**Provided entries**
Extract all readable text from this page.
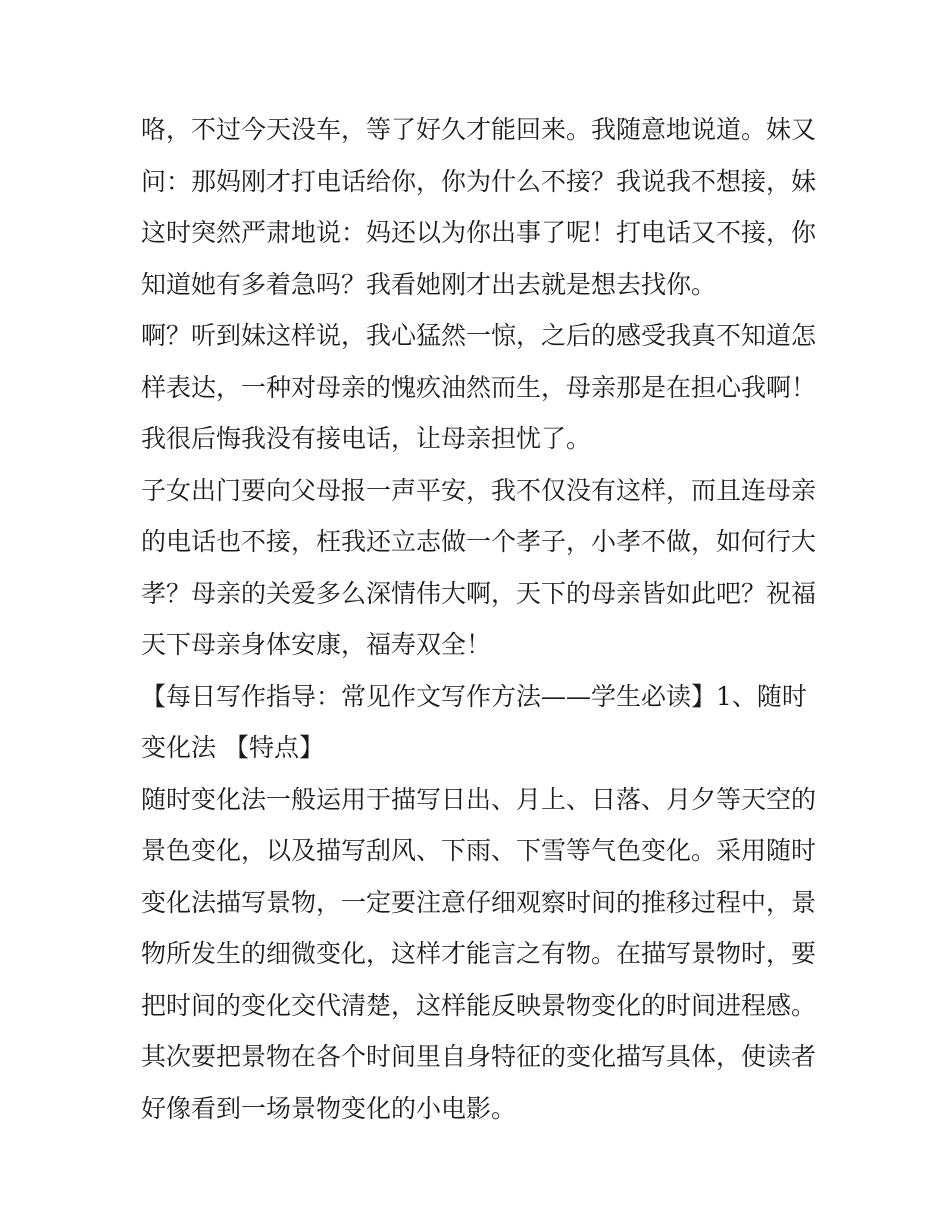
咯，不过今天没车，等了好久才能回来。我随意地说道。妹又
问：那妈刚才打电话给你，你为什么不接？我说我不想接，妹
这时突然严肃地说：妈还以为你出事了呢！打电话又不接，你
知道她有多着急吗？我看她刚才出去就是想去找你。
啊？听到妹这样说，我心猛然一惊，之后的感受我真不知道怎
样表达，一种对母亲的愧疚油然而生，母亲那是在担心我啊！
我很后悔我没有接电话，让母亲担忧了。
子女出门要向父母报一声平安，我不仅没有这样，而且连母亲
的电话也不接，枉我还立志做一个孝子，小孝不做，如何行大
孝？母亲的关爱多么深情伟大啊，天下的母亲皆如此吧？祝福
天下母亲身体安康，福寿双全！
【每日写作指导：常见作文写作方法——学生必读】1、随时
变化法 【特点】
随时变化法一般运用于描写日出、月上、日落、月夕等天空的
景色变化，以及描写刮风、下雨、下雪等气色变化。采用随时
变化法描写景物，一定要注意仔细观察时间的推移过程中，景
物所发生的细微变化，这样才能言之有物。在描写景物时，要
把时间的变化交代清楚，这样能反映景物变化的时间进程感。
其次要把景物在各个时间里自身特征的变化描写具体，使读者
好像看到一场景物变化的小电影。
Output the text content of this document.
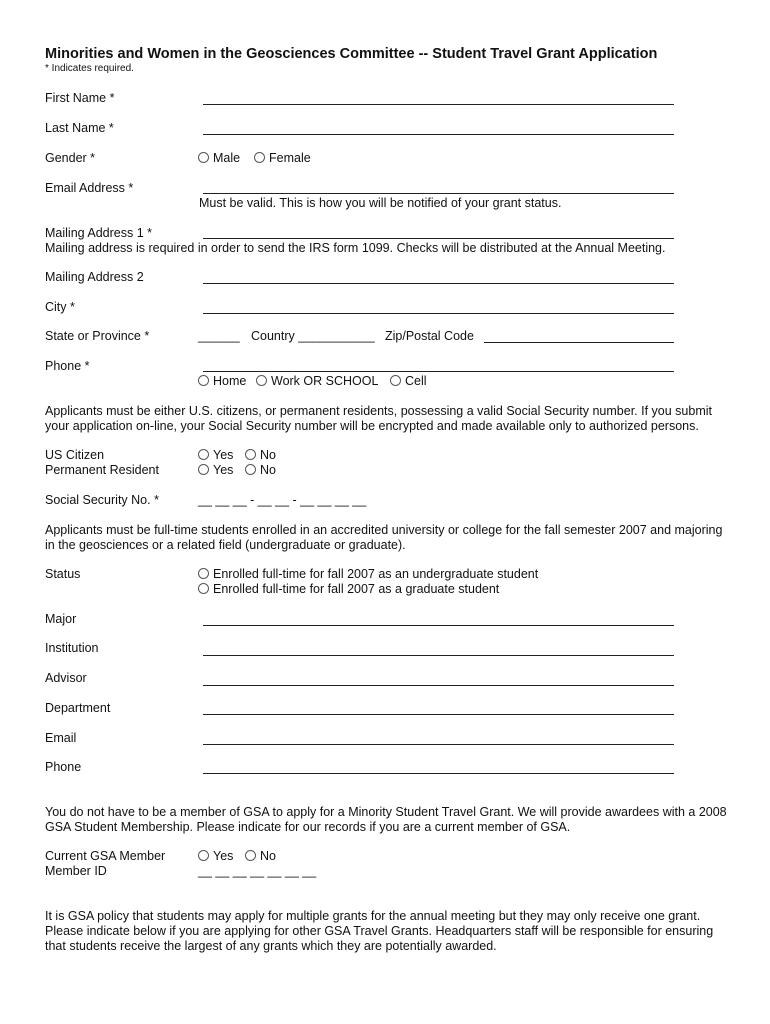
Minorities and Women in the Geosciences Committee -- Student Travel Grant Application
* Indicates required.
First Name *
Last Name *
Gender *	Male	Female
Email Address *
Must be valid. This is how you will be notified of your grant status.
Mailing Address 1 *
Mailing address is required in order to send the IRS form 1099. Checks will be distributed at the Annual Meeting.
Mailing Address 2
City *
State or Province *	______ Country ___________ Zip/Postal Code
Phone *
Home	Work OR SCHOOL	Cell
Applicants must be either U.S. citizens, or permanent residents, possessing a valid Social Security number. If you submit your application on-line, your Social Security number will be encrypted and made available only to authorized persons.
US Citizen	Yes	No
Permanent Resident	Yes	No
Social Security No. *	__ __ __ - __ __ - __ __ __ __
Applicants must be full-time students enrolled in an accredited university or college for the fall semester 2007 and majoring in the geosciences or a related field (undergraduate or graduate).
Status	Enrolled full-time for fall 2007 as an undergraduate student
Enrolled full-time for fall 2007 as a graduate student
Major
Institution
Advisor
Department
Email
Phone
You do not have to be a member of GSA to apply for a Minority Student Travel Grant. We will provide awardees with a 2008 GSA Student Membership. Please indicate for our records if you are a current member of GSA.
Current GSA Member	Yes	No
Member ID	__ __ __ __ __ __ __
It is GSA policy that students may apply for multiple grants for the annual meeting but they may only receive one grant. Please indicate below if you are applying for other GSA Travel Grants. Headquarters staff will be responsible for ensuring that students receive the largest of any grants which they are potentially awarded.
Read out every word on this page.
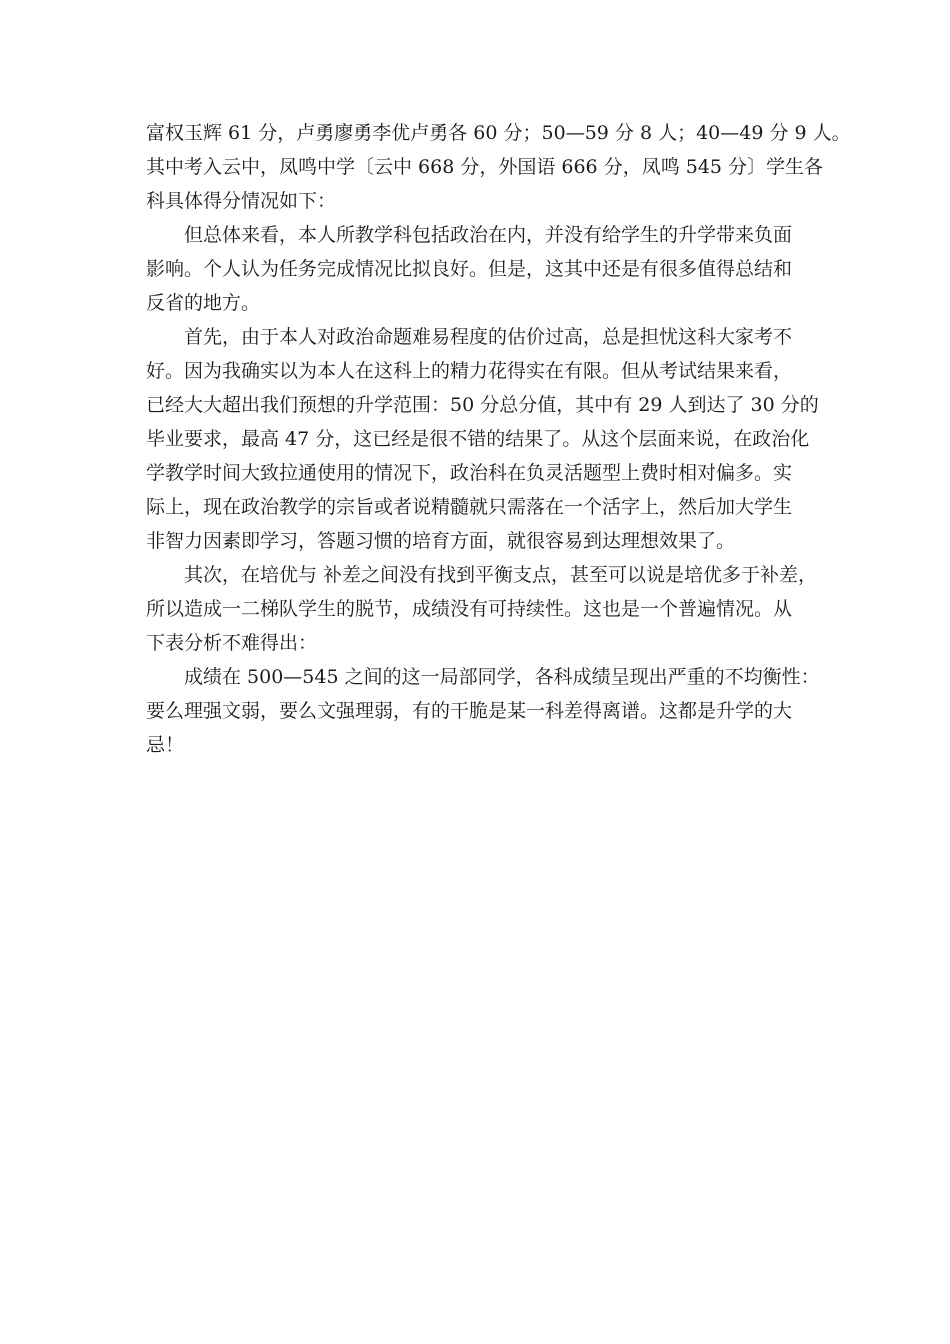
富权玉辉 61 分，卢勇廖勇李优卢勇各 60 分；50—59 分 8 人；40—49 分 9 人。
其中考入云中，凤鸣中学〔云中 668 分，外国语 666 分，凤鸣 545 分〕学生各
科具体得分情况如下：
但总体来看，本人所教学科包括政治在内，并没有给学生的升学带来负面
影响。个人认为任务完成情况比拟良好。但是，这其中还是有很多值得总结和
反省的地方。
首先，由于本人对政治命题难易程度的估价过高，总是担忧这科大家考不
好。因为我确实以为本人在这科上的精力花得实在有限。但从考试结果来看，
已经大大超出我们预想的升学范围：50 分总分值，其中有 29 人到达了 30 分的
毕业要求，最高 47 分，这已经是很不错的结果了。从这个层面来说，在政治化
学教学时间大致拉通使用的情况下，政治科在负灵活题型上费时相对偏多。实
际上，现在政治教学的宗旨或者说精髓就只需落在一个活字上，然后加大学生
非智力因素即学习，答题习惯的培育方面，就很容易到达理想效果了。
其次，在培优与 补差之间没有找到平衡支点，甚至可以说是培优多于补差，
所以造成一二梯队学生的脱节，成绩没有可持续性。这也是一个普遍情况。从
下表分析不难得出：
成绩在 500—545 之间的这一局部同学，各科成绩呈现出严重的不均衡性：
要么理强文弱，要么文强理弱，有的干脆是某一科差得离谱。这都是升学的大
忌！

**Challenge**
Every line of the material is to be quoted exactly, with no pictures carried over.

**The output**
Extract all readable text from this page.
咯，不过今天没车，等了好久才能回来。我随意地说道。妹又
问：那妈刚才打电话给你，你为什么不接？我说我不想接，妹
这时突然严肃地说：妈还以为你出事了呢！打电话又不接，你
知道她有多着急吗？我看她刚才出去就是想去找你。
啊？听到妹这样说，我心猛然一惊，之后的感受我真不知道怎
样表达，一种对母亲的愧疚油然而生，母亲那是在担心我啊！
我很后悔我没有接电话，让母亲担忧了。
子女出门要向父母报一声平安，我不仅没有这样，而且连母亲
的电话也不接，枉我还立志做一个孝子，小孝不做，如何行大
孝？母亲的关爱多么深情伟大啊，天下的母亲皆如此吧？祝福
天下母亲身体安康，福寿双全！
【每日写作指导：常见作文写作方法——学生必读】1、随时
变化法 【特点】
随时变化法一般运用于描写日出、月上、日落、月夕等天空的
景色变化，以及描写刮风、下雨、下雪等气色变化。采用随时
变化法描写景物，一定要注意仔细观察时间的推移过程中，景
物所发生的细微变化，这样才能言之有物。在描写景物时，要
把时间的变化交代清楚，这样能反映景物变化的时间进程感。
其次要把景物在各个时间里自身特征的变化描写具体，使读者
好像看到一场景物变化的小电影。
Output the text content of this document.
Minorities and Women in the Geosciences Committee -- Student Travel Grant Application
* Indicates required.
First Name *
Last Name *
Gender *	Male	Female
Email Address *
Must be valid. This is how you will be notified of your grant status.
Mailing Address 1 *
Mailing address is required in order to send the IRS form 1099. Checks will be distributed at the Annual Meeting.
Mailing Address 2
City *
State or Province *	______ Country ___________ Zip/Postal Code
Phone *
Home	Work OR SCHOOL	Cell
Applicants must be either U.S. citizens, or permanent residents, possessing a valid Social Security number. If you submit your application on-line, your Social Security number will be encrypted and made available only to authorized persons.
US Citizen	Yes	No
Permanent Resident	Yes	No
Social Security No. *	__ __ __ - __ __ - __ __ __ __
Applicants must be full-time students enrolled in an accredited university or college for the fall semester 2007 and majoring in the geosciences or a related field (undergraduate or graduate).
Status	Enrolled full-time for fall 2007 as an undergraduate student
Enrolled full-time for fall 2007 as a graduate student
Major
Institution
Advisor
Department
Email
Phone
You do not have to be a member of GSA to apply for a Minority Student Travel Grant. We will provide awardees with a 2008 GSA Student Membership. Please indicate for our records if you are a current member of GSA.
Current GSA Member	Yes	No
Member ID	__ __ __ __ __ __ __
It is GSA policy that students may apply for multiple grants for the annual meeting but they may only receive one grant. Please indicate below if you are applying for other GSA Travel Grants. Headquarters staff will be responsible for ensuring that students receive the largest of any grants which they are potentially awarded.
Read out every word on this page.
富权玉辉 61 分，卢勇廖勇李优卢勇各 60 分；50—59 分 8 人；40—49 分 9 人。
其中考入云中，凤鸣中学〔云中 668 分，外国语 666 分，凤鸣 545 分〕学生各
科具体得分情况如下：
但总体来看，本人所教学科包括政治在内，并没有给学生的升学带来负面
影响。个人认为任务完成情况比拟良好。但是，这其中还是有很多值得总结和
反省的地方。
首先，由于本人对政治命题难易程度的估价过高，总是担忧这科大家考不
好。因为我确实以为本人在这科上的精力花得实在有限。但从考试结果来看，
已经大大超出我们预想的升学范围：50 分总分值，其中有 29 人到达了 30 分的
毕业要求，最高 47 分，这已经是很不错的结果了。从这个层面来说，在政治化
学教学时间大致拉通使用的情况下，政治科在负灵活题型上费时相对偏多。实
际上，现在政治教学的宗旨或者说精髓就只需落在一个活字上，然后加大学生
非智力因素即学习，答题习惯的培育方面，就很容易到达理想效果了。
其次，在培优与 补差之间没有找到平衡支点，甚至可以说是培优多于补差，
所以造成一二梯队学生的脱节，成绩没有可持续性。这也是一个普遍情况。从
下表分析不难得出：
成绩在 500—545 之间的这一局部同学，各科成绩呈现出严重的不均衡性：
要么理强文弱，要么文强理弱，有的干脆是某一科差得离谱。这都是升学的大
忌！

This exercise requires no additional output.